What the task requires
Answer with a single number, the count of lines holding the word "JSON".

Some records
- - - - - - -

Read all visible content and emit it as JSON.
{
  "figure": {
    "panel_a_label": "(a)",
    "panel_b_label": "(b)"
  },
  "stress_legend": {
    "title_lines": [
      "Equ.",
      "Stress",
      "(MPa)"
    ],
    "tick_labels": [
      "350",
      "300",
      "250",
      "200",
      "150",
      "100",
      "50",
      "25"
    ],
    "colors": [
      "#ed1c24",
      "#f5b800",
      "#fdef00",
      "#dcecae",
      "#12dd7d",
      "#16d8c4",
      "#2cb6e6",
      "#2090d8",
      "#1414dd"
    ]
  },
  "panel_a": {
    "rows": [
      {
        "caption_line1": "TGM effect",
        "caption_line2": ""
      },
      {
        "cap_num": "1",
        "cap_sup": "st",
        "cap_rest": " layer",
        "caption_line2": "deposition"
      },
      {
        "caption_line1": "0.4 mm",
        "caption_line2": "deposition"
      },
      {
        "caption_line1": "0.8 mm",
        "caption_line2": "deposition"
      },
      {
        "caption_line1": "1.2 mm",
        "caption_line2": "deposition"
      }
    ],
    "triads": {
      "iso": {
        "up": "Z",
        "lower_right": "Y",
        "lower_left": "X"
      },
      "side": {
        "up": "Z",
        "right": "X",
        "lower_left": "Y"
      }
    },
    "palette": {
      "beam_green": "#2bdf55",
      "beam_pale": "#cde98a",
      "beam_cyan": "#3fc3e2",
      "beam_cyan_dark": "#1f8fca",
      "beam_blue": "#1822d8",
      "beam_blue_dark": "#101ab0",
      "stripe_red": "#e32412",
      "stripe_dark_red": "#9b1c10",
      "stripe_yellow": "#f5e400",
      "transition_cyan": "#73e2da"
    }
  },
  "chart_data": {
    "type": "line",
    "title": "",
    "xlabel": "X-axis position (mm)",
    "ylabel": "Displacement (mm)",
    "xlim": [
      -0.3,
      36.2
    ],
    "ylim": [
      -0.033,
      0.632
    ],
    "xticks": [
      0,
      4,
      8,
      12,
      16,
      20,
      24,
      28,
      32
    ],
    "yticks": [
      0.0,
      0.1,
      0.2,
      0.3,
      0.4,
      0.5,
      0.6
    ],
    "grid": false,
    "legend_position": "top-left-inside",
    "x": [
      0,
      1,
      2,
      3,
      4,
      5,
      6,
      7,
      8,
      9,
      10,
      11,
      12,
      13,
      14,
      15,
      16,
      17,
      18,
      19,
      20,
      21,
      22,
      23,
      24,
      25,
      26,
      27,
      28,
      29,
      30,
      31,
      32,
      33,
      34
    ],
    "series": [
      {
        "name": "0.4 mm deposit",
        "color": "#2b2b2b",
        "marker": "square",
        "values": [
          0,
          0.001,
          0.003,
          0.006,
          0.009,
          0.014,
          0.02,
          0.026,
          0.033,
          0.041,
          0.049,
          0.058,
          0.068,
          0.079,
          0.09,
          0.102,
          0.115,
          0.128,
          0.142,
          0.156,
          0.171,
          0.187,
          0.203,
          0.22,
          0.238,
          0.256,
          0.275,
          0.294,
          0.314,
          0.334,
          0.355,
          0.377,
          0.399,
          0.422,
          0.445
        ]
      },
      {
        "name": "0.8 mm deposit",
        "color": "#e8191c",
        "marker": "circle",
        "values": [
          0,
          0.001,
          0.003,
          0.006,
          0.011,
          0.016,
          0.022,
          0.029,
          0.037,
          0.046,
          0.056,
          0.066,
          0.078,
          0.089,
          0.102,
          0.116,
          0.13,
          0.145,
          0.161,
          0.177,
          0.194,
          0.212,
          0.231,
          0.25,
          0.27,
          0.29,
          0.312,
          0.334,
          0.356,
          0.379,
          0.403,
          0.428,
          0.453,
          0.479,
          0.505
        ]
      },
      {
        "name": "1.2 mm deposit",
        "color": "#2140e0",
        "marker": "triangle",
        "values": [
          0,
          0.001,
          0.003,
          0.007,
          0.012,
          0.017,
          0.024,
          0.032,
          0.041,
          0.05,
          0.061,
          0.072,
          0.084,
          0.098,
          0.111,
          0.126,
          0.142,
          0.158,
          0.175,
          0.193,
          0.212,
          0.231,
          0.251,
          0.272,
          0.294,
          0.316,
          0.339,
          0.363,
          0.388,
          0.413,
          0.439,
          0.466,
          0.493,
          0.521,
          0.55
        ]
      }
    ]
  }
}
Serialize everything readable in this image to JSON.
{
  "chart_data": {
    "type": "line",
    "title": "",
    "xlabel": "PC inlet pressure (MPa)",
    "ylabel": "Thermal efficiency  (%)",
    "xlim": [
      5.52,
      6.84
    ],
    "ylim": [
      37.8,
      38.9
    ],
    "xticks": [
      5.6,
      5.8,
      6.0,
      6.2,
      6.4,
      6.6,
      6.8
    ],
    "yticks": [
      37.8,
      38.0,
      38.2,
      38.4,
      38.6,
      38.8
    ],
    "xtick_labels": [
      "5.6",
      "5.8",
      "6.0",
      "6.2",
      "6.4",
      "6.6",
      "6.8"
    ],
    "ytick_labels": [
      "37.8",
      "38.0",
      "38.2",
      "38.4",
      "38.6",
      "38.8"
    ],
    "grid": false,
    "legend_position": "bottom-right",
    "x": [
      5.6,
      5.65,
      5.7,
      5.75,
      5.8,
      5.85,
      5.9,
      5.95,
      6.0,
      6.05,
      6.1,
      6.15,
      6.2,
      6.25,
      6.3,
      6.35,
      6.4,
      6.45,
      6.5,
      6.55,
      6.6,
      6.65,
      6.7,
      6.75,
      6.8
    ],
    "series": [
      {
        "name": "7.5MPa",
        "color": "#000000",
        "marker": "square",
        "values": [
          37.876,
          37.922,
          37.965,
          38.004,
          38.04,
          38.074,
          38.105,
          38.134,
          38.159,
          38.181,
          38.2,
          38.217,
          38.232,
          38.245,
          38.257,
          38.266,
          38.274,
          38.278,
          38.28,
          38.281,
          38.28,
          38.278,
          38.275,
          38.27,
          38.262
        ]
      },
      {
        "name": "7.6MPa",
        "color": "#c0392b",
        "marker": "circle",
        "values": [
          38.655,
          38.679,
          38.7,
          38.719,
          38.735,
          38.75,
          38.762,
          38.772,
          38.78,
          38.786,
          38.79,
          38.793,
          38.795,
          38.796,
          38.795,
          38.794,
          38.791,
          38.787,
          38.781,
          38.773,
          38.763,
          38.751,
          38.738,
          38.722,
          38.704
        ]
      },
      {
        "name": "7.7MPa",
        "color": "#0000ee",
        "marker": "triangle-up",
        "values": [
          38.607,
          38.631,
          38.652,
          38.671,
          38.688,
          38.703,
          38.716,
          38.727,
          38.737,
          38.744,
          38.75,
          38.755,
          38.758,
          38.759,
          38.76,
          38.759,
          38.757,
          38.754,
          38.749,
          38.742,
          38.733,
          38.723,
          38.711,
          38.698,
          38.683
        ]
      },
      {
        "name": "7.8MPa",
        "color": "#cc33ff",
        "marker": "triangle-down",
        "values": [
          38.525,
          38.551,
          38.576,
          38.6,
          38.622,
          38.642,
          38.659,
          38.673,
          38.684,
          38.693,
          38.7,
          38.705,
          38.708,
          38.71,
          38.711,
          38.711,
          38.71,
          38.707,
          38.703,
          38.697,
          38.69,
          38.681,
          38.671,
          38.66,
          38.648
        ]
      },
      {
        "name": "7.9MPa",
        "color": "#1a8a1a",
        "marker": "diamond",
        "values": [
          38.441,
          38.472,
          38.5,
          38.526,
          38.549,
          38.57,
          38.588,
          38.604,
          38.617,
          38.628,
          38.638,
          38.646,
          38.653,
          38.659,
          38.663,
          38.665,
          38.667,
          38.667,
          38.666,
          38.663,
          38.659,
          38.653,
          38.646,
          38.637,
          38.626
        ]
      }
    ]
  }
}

- - - - - - -

Right answer
2